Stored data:
────────────────────────────────────────

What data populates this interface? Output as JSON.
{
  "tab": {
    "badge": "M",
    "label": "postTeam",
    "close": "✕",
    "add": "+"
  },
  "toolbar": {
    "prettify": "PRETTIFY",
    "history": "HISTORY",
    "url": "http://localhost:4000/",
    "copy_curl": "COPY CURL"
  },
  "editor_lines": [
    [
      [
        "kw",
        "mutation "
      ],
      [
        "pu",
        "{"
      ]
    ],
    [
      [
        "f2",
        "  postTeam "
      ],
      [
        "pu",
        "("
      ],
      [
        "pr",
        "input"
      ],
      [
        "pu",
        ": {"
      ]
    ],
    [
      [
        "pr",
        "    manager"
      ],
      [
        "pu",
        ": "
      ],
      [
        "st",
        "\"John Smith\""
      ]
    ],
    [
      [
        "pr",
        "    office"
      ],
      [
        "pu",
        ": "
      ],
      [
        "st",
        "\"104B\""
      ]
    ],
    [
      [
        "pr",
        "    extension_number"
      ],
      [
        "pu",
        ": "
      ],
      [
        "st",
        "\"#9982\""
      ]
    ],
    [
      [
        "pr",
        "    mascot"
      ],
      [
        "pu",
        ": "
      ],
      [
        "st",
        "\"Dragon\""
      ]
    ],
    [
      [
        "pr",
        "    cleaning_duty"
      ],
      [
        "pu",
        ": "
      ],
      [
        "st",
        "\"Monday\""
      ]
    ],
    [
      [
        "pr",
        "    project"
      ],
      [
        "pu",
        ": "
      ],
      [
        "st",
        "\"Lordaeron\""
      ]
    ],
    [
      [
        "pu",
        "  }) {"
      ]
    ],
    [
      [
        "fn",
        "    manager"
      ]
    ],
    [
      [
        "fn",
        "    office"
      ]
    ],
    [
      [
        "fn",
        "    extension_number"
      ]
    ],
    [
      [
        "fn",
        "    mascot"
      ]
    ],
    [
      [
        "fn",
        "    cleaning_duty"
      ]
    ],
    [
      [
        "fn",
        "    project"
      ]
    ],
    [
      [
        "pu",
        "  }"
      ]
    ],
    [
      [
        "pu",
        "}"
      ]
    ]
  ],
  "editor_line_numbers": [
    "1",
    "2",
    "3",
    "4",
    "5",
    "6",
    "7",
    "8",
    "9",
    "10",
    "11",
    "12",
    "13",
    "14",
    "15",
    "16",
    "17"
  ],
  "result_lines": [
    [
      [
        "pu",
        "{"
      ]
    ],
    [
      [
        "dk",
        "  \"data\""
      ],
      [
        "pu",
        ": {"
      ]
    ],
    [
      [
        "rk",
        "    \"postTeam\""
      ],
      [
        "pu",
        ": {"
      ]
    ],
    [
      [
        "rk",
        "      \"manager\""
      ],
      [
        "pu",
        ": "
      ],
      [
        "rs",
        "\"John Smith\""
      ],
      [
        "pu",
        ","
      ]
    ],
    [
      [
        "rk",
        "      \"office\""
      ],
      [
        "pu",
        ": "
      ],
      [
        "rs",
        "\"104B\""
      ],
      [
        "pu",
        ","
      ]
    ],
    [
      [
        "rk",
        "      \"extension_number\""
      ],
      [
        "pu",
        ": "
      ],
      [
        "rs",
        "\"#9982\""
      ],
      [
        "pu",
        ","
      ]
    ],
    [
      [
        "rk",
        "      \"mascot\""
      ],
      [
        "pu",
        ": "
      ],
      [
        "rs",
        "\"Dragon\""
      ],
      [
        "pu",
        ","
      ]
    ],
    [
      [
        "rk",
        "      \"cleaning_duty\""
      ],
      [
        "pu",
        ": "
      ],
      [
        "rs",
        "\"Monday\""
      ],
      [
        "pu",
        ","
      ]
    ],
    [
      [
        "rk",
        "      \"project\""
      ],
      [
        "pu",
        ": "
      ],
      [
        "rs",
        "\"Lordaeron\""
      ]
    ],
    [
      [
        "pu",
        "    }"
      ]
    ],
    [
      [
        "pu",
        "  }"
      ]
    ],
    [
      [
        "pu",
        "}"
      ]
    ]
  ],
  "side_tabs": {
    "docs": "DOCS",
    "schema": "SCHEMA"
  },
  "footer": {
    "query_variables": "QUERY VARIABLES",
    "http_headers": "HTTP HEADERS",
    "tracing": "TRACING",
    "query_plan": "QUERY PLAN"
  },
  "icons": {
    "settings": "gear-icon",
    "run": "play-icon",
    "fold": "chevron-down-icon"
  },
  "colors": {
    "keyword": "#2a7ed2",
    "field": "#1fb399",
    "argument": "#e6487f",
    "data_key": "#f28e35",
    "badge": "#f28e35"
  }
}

────────────────────────────────────────

> **Given problem**
Each record above should be returned exactly as it appears.

> **Answer to the task**
What data populates this interface? Output as JSON.
{
  "tab": {
    "badge": "M",
    "label": "postTeam",
    "close": "✕",
    "add": "+"
  },
  "toolbar": {
    "prettify": "PRETTIFY",
    "history": "HISTORY",
    "url": "http://localhost:4000/",
    "copy_curl": "COPY CURL"
  },
  "editor_lines": [
    [
      [
        "kw",
        "mutation "
      ],
      [
        "pu",
        "{"
      ]
    ],
    [
      [
        "f2",
        "  postTeam "
      ],
      [
        "pu",
        "("
      ],
      [
        "pr",
        "input"
      ],
      [
        "pu",
        ": {"
      ]
    ],
    [
      [
        "pr",
        "    manager"
      ],
      [
        "pu",
        ": "
      ],
      [
        "st",
        "\"John Smith\""
      ]
    ],
    [
      [
        "pr",
        "    office"
      ],
      [
        "pu",
        ": "
      ],
      [
        "st",
        "\"104B\""
      ]
    ],
    [
      [
        "pr",
        "    extension_number"
      ],
      [
        "pu",
        ": "
      ],
      [
        "st",
        "\"#9982\""
      ]
    ],
    [
      [
        "pr",
        "    mascot"
      ],
      [
        "pu",
        ": "
      ],
      [
        "st",
        "\"Dragon\""
      ]
    ],
    [
      [
        "pr",
        "    cleaning_duty"
      ],
      [
        "pu",
        ": "
      ],
      [
        "st",
        "\"Monday\""
      ]
    ],
    [
      [
        "pr",
        "    project"
      ],
      [
        "pu",
        ": "
      ],
      [
        "st",
        "\"Lordaeron\""
      ]
    ],
    [
      [
        "pu",
        "  }) {"
      ]
    ],
    [
      [
        "fn",
        "    manager"
      ]
    ],
    [
      [
        "fn",
        "    office"
      ]
    ],
    [
      [
        "fn",
        "    extension_number"
      ]
    ],
    [
      [
        "fn",
        "    mascot"
      ]
    ],
    [
      [
        "fn",
        "    cleaning_duty"
      ]
    ],
    [
      [
        "fn",
        "    project"
      ]
    ],
    [
      [
        "pu",
        "  }"
      ]
    ],
    [
      [
        "pu",
        "}"
      ]
    ]
  ],
  "editor_line_numbers": [
    "1",
    "2",
    "3",
    "4",
    "5",
    "6",
    "7",
    "8",
    "9",
    "10",
    "11",
    "12",
    "13",
    "14",
    "15",
    "16",
    "17"
  ],
  "result_lines": [
    [
      [
        "pu",
        "{"
      ]
    ],
    [
      [
        "dk",
        "  \"data\""
      ],
      [
        "pu",
        ": {"
      ]
    ],
    [
      [
        "rk",
        "    \"postTeam\""
      ],
      [
        "pu",
        ": {"
      ]
    ],
    [
      [
        "rk",
        "      \"manager\""
      ],
      [
        "pu",
        ": "
      ],
      [
        "rs",
        "\"John Smith\""
      ],
      [
        "pu",
        ","
      ]
    ],
    [
      [
        "rk",
        "      \"office\""
      ],
      [
        "pu",
        ": "
      ],
      [
        "rs",
        "\"104B\""
      ],
      [
        "pu",
        ","
      ]
    ],
    [
      [
        "rk",
        "      \"extension_number\""
      ],
      [
        "pu",
        ": "
      ],
      [
        "rs",
        "\"#9982\""
      ],
      [
        "pu",
        ","
      ]
    ],
    [
      [
        "rk",
        "      \"mascot\""
      ],
      [
        "pu",
        ": "
      ],
      [
        "rs",
        "\"Dragon\""
      ],
      [
        "pu",
        ","
      ]
    ],
    [
      [
        "rk",
        "      \"cleaning_duty\""
      ],
      [
        "pu",
        ": "
      ],
      [
        "rs",
        "\"Monday\""
      ],
      [
        "pu",
        ","
      ]
    ],
    [
      [
        "rk",
        "      \"project\""
      ],
      [
        "pu",
        ": "
      ],
      [
        "rs",
        "\"Lordaeron\""
      ]
    ],
    [
      [
        "pu",
        "    }"
      ]
    ],
    [
      [
        "pu",
        "  }"
      ]
    ],
    [
      [
        "pu",
        "}"
      ]
    ]
  ],
  "side_tabs": {
    "docs": "DOCS",
    "schema": "SCHEMA"
  },
  "footer": {
    "query_variables": "QUERY VARIABLES",
    "http_headers": "HTTP HEADERS",
    "tracing": "TRACING",
    "query_plan": "QUERY PLAN"
  },
  "icons": {
    "settings": "gear-icon",
    "run": "play-icon",
    "fold": "chevron-down-icon"
  },
  "colors": {
    "keyword": "#2a7ed2",
    "field": "#1fb399",
    "argument": "#e6487f",
    "data_key": "#f28e35",
    "badge": "#f28e35"
  }
}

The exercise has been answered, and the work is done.